» **SOURCE EXCERPT**
────────────────────────────────────────
A letter from the pope brought by Cardinal Ratzinger expressed hope for “a continuation of the fraternal ecclesial dialogue begun during recent ad limina visits in order to analyze and deepen together certain themes of common interest.” The one such theme mentioned by name was liberation theology. The tone of the letter appears a marked change from the pressure on the Peruvian bishops’ conference throughout 1983 and 1984 to reach agreement on a statement on liberation theology which was finally issued only when all Peru’s bishops were summoned to Rome in October 1984. A second papal letter in July strongly commended the stance taken by the Peruvian bishops after the June 19 massacre of some 250 prisoners by troops in Lima.

Perhaps more significant than the two lengthy and highly theoretical public talks given by Cardinal Ratzinger in Lima (one on the ecclesiology of Vatican II and the other on the second Vatican Instruction on liberation theology), was his statement that there are now no processes pending in his congregation against liberation theologians. The prestigious Lima bi-monthly Que Hacer, which is close to progressive church sectors, summed up the visit by saying:

Those who wished to “open Ratzinger’s eyes,” those church sectors which surrounded him all the time (much to the annoyance of some), are undoubtedly feeling let down at having their constant nostalgia for condemnations unfulfilled. It seems obvious that the German cardinal was infinitely more shrewd than they in seeing the true problems of the country and the Peruvian church. It seems then, that the pretended “orthodoxy” of these sectors is much closer to the pre-conciliar and conservative Lefevbre than to the ecclesial and theological outlook of the cardinal prefect of the Sacred Congregation for the Doctrine of the Faith.

Behind these words can be sensed the sigh of relief felt that Cardinal Ratzinger said or did nothing during his visit that could be taken as lending support to the militantly conservative wing of the Peruvian church. Unlike the situation in Brazil, where liberation theologians can count on the support of their bishops’ conference, Peru’s bishops are deeply divided on the subject.
────────────────────────────────────────
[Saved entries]
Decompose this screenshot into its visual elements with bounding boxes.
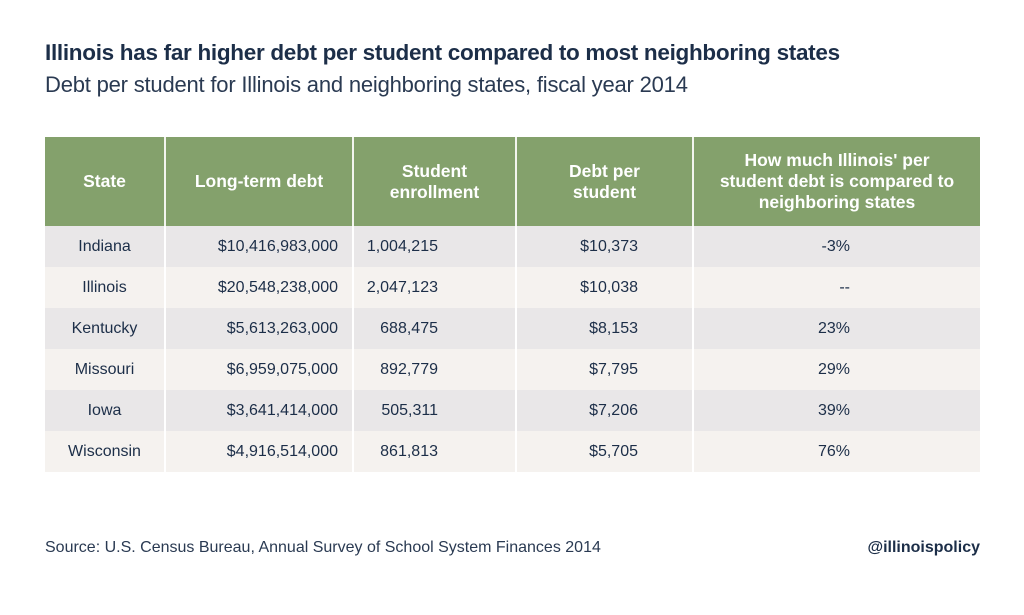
cell-state: Missouri — [45, 349, 166, 390]
column-header-comparison: How much Illinois' per student debt is c… — [692, 137, 980, 226]
column-header-debt-per-student: Debt per student — [515, 137, 694, 226]
cell-enrollment: 688,475 — [352, 308, 517, 349]
cell-state: Indiana — [45, 226, 166, 267]
cell-enrollment: 892,779 — [352, 349, 517, 390]
cell-comparison: 29% — [692, 349, 980, 390]
cell-debt-per-student: $10,038 — [515, 267, 694, 308]
cell-long-term-debt: $20,548,238,000 — [164, 267, 354, 308]
cell-state: Kentucky — [45, 308, 166, 349]
table-row: Kentucky $5,613,263,000 688,475 $8,153 2… — [45, 308, 980, 349]
chart-title: Illinois has far higher debt per student… — [45, 40, 840, 65]
cell-debt-per-student: $8,153 — [515, 308, 694, 349]
cell-comparison: -- — [692, 267, 980, 308]
cell-long-term-debt: $10,416,983,000 — [164, 226, 354, 267]
cell-enrollment: 861,813 — [352, 431, 517, 472]
cell-debt-per-student: $7,206 — [515, 390, 694, 431]
cell-comparison: 23% — [692, 308, 980, 349]
cell-enrollment: 1,004,215 — [352, 226, 517, 267]
table-row: Indiana $10,416,983,000 1,004,215 $10,37… — [45, 226, 980, 267]
cell-long-term-debt: $5,613,263,000 — [164, 308, 354, 349]
cell-debt-per-student: $10,373 — [515, 226, 694, 267]
column-header-long-term-debt: Long-term debt — [164, 137, 354, 226]
cell-long-term-debt: $3,641,414,000 — [164, 390, 354, 431]
source-note: Source: U.S. Census Bureau, Annual Surve… — [45, 539, 601, 556]
cell-debt-per-student: $5,705 — [515, 431, 694, 472]
header-text: How much Illinois' per student debt is c… — [719, 150, 955, 212]
chart-subtitle: Debt per student for Illinois and neighb… — [45, 72, 688, 97]
cell-comparison: 39% — [692, 390, 980, 431]
cell-state: Wisconsin — [45, 431, 166, 472]
cell-enrollment: 2,047,123 — [352, 267, 517, 308]
debt-table: State Long-term debt Student enrollment … — [45, 137, 980, 472]
column-header-state: State — [45, 137, 166, 226]
column-header-student-enrollment: Student enrollment — [352, 137, 517, 226]
header-text: Debt per student — [569, 160, 640, 202]
cell-enrollment: 505,311 — [352, 390, 517, 431]
table-row: Wisconsin $4,916,514,000 861,813 $5,705 … — [45, 431, 980, 472]
cell-state: Illinois — [45, 267, 166, 308]
cell-long-term-debt: $6,959,075,000 — [164, 349, 354, 390]
cell-state: Iowa — [45, 390, 166, 431]
table-row: Iowa $3,641,414,000 505,311 $7,206 39% — [45, 390, 980, 431]
table-row: Missouri $6,959,075,000 892,779 $7,795 2… — [45, 349, 980, 390]
header-text: Student enrollment — [389, 160, 480, 202]
cell-comparison: 76% — [692, 431, 980, 472]
cell-long-term-debt: $4,916,514,000 — [164, 431, 354, 472]
table-header-row: State Long-term debt Student enrollment … — [45, 137, 980, 226]
cell-debt-per-student: $7,795 — [515, 349, 694, 390]
cell-comparison: -3% — [692, 226, 980, 267]
social-handle: @illinoispolicy — [867, 539, 980, 556]
table-row: Illinois $20,548,238,000 2,047,123 $10,0… — [45, 267, 980, 308]
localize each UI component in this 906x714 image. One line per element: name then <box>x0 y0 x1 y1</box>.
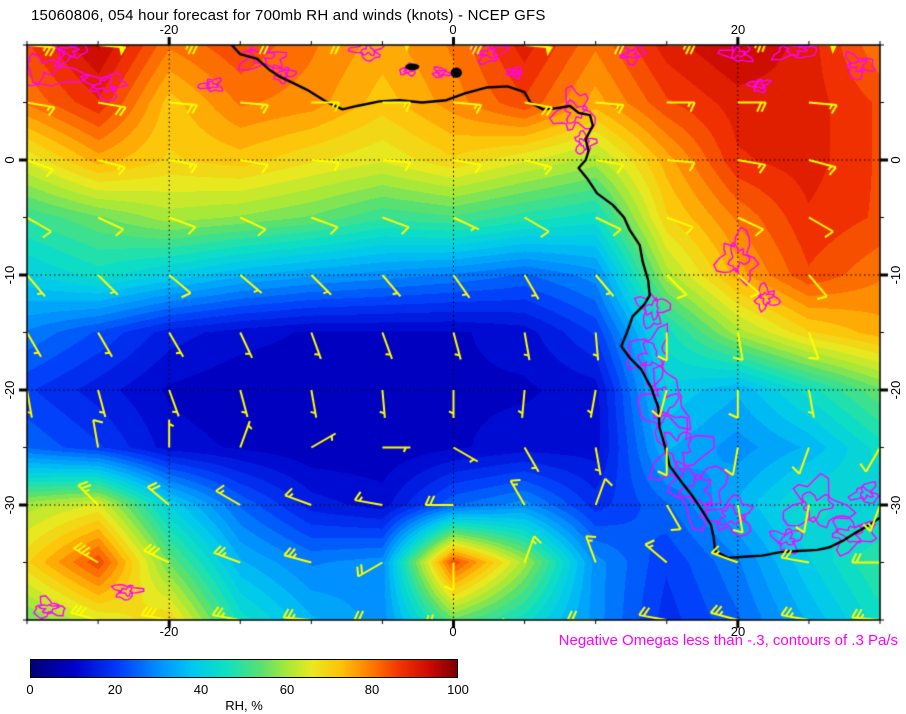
omega-annotation: Negative Omegas less than -.3, contours … <box>558 632 898 649</box>
lon-tick-label-top: 20 <box>730 22 746 37</box>
colorbar-tick-label: 100 <box>447 682 469 697</box>
lon-tick-label-top: -20 <box>159 22 179 37</box>
lat-tick-label-right: -30 <box>888 495 903 515</box>
lat-tick-label-left: -10 <box>2 265 17 285</box>
lat-tick-label-right: -20 <box>888 380 903 400</box>
colorbar-label: RH, % <box>225 698 263 713</box>
lat-tick-label-left: -30 <box>2 495 17 515</box>
page-title: 15060806, 054 hour forecast for 700mb RH… <box>31 7 546 24</box>
colorbar-gradient <box>30 659 458 678</box>
colorbar-tick-label: 80 <box>364 682 380 697</box>
lat-tick-label-left: 0 <box>2 156 17 164</box>
lat-tick-label-right: -10 <box>888 265 903 285</box>
lat-tick-label-left: -20 <box>2 380 17 400</box>
colorbar-tick-label: 0 <box>26 682 34 697</box>
lon-tick-label-bottom: 0 <box>449 624 457 639</box>
lat-tick-label-right: 0 <box>888 156 903 164</box>
colorbar-tick-label: 20 <box>107 682 123 697</box>
lon-tick-label-top: 0 <box>449 22 457 37</box>
lon-tick-label-bottom: -20 <box>159 624 179 639</box>
colorbar-tick-label: 60 <box>279 682 295 697</box>
colorbar-tick-label: 40 <box>193 682 209 697</box>
lon-tick-label-bottom: 20 <box>730 624 746 639</box>
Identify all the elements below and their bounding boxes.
────────────────────────────────────────
» **GIVEN TASK**
Pick up the report on Cardinal Ratzinger's visit to Peru after its final sentence and write what comes next.

» **WRITTEN RESPONSE**
On the eve of the Ratzinger visit, Father Gustavo Gutiérrez published his first book directly commenting on the liberation theology debate, La verdad los hara libres (The Truth Will Make You Free). Significantly his two previous books—Hablar de Dios desde el sufrimiento del inocente (Speaking of God from the Suffering of the Innocent) and Drink from Your Own Wells—dealt with spiritual themes.

As Bishop Morelli put it, the big question now is how much the pope’s more favorable words on liberation theology will be translated into practice. Already theologians are chaffing at Cardinal Ratzinger’s blocking of a major compendium of theology in fifty-four volumes being produced by over 100 liberation theologians with the support of 115 bishops.

The first three volumes have appeared and a further five are ready for publication. But Cardinal Ratzinger has blocked their release until he is given “supplementary guarantees of orthodoxy,” says Leonardo Boff. At the moment the situation is at an impasse with the Vatican demanding that the conservative Latin American bishops’ conference (CELAM) be allowed to appoint three bishops to join three bishops named by the Brazilian bishops’ conference and one named by the Vatican to overview the collection’s publication.

Whatever the outcome of disputes like this, it does seem clear that a new era has opened for liberation theology. Though heartily disagreeing with my compatriot, Conor Cruise O’Brien, who argued in the August 1986 issue of The Atlantic Monthly that the pope has effectively been defeated in his attempt to stamp out Latin America’s new faith in the “Dios de los pobres” and has instead decided to join what he could not defeat, there does seem to be a new sympathy, at least in certain sectors of the Vatican, for this theology and the new model of church emerging under its inspiration. While the controversy is far from over, it can reasonably be hoped that it has become a dialogue between two positions that basically understand one another, rather than a full-scale Vatican offensive on something more feared than understood.